▶ Set exercise: Reproduce every line in the listing that contains the word "sono".

▶ Records for processing:
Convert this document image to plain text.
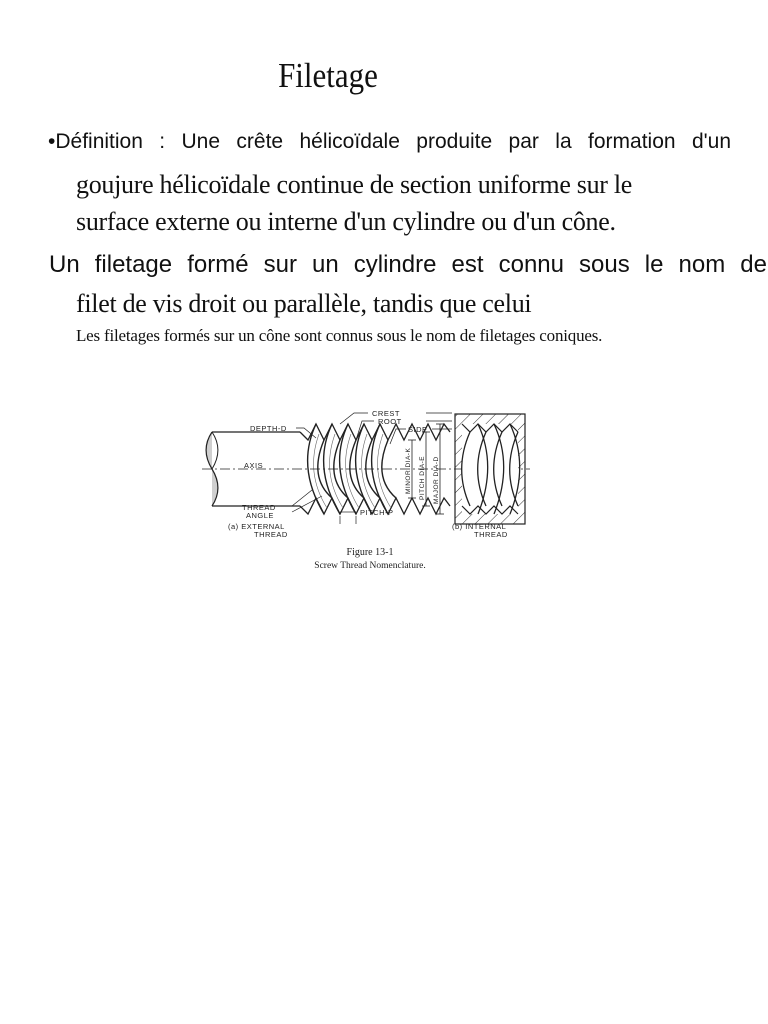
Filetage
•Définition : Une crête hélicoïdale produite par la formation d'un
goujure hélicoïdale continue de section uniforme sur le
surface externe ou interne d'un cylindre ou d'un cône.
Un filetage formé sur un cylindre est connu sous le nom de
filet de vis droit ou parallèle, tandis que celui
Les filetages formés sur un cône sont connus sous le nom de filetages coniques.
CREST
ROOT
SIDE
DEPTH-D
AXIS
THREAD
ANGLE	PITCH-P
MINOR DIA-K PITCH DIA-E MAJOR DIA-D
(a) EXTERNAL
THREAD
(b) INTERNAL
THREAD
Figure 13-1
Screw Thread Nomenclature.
==
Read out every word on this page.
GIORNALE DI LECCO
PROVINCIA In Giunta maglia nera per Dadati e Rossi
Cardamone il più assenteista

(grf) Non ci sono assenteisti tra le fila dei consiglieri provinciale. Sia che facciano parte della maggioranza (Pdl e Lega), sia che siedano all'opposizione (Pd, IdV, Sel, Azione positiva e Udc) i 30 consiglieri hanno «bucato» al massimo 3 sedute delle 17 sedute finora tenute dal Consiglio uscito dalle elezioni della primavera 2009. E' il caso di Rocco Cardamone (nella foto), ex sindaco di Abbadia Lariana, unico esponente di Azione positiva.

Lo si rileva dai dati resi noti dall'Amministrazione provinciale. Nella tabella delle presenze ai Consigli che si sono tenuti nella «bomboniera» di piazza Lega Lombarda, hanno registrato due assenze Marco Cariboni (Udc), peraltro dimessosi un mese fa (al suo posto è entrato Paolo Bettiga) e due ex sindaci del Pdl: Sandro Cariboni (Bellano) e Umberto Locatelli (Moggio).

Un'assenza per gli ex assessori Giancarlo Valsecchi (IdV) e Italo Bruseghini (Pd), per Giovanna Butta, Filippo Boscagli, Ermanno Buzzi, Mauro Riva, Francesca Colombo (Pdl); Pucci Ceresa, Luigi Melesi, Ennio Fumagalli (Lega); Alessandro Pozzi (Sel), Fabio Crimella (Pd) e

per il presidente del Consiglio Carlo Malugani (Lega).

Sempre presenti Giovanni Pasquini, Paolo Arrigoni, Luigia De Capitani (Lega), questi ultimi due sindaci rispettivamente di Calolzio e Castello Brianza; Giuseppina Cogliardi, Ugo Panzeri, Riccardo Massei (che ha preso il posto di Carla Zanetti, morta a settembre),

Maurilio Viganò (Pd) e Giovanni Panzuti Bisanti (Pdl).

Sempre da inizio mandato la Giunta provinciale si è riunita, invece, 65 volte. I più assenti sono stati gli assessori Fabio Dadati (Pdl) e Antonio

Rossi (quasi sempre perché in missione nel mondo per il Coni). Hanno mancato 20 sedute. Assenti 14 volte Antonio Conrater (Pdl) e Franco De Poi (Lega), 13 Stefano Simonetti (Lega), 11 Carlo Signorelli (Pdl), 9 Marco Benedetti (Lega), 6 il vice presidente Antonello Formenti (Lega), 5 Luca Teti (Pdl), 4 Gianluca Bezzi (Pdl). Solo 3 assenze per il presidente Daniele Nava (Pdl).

▶ The answer:
(grf) Non ci sono assenteisti tra le fila dei consiglieri provinciale. Sia che facciano parte della maggioranza (Pdl e Lega), sia che siedano all'opposizione (Pd, IdV, Sel, Azione positiva e Udc) i 30 consiglieri hanno «bucato» al massimo 3 sedute delle 17 sedute finora tenute dal Consiglio uscito dalle elezioni della primavera 2009. E' il caso di Rocco Cardamone (nella foto), ex sindaco di Abbadia Lariana, unico esponente di Azione positiva.
Lo si rileva dai dati resi noti dall'Amministrazione provinciale. Nella tabella delle presenze ai Consigli che si sono tenuti nella «bomboniera» di piazza Lega Lombarda, hanno registrato due assenze Marco Cariboni (Udc), peraltro dimessosi un mese fa (al suo posto è entrato Paolo Bettiga) e due ex sindaci del Pdl: Sandro Cariboni (Bellano) e Umberto Locatelli (Moggio).
Sempre da inizio mandato la Giunta provinciale si è riunita, invece, 65 volte. I più assenti sono stati gli assessori Fabio Dadati (Pdl) e Antonio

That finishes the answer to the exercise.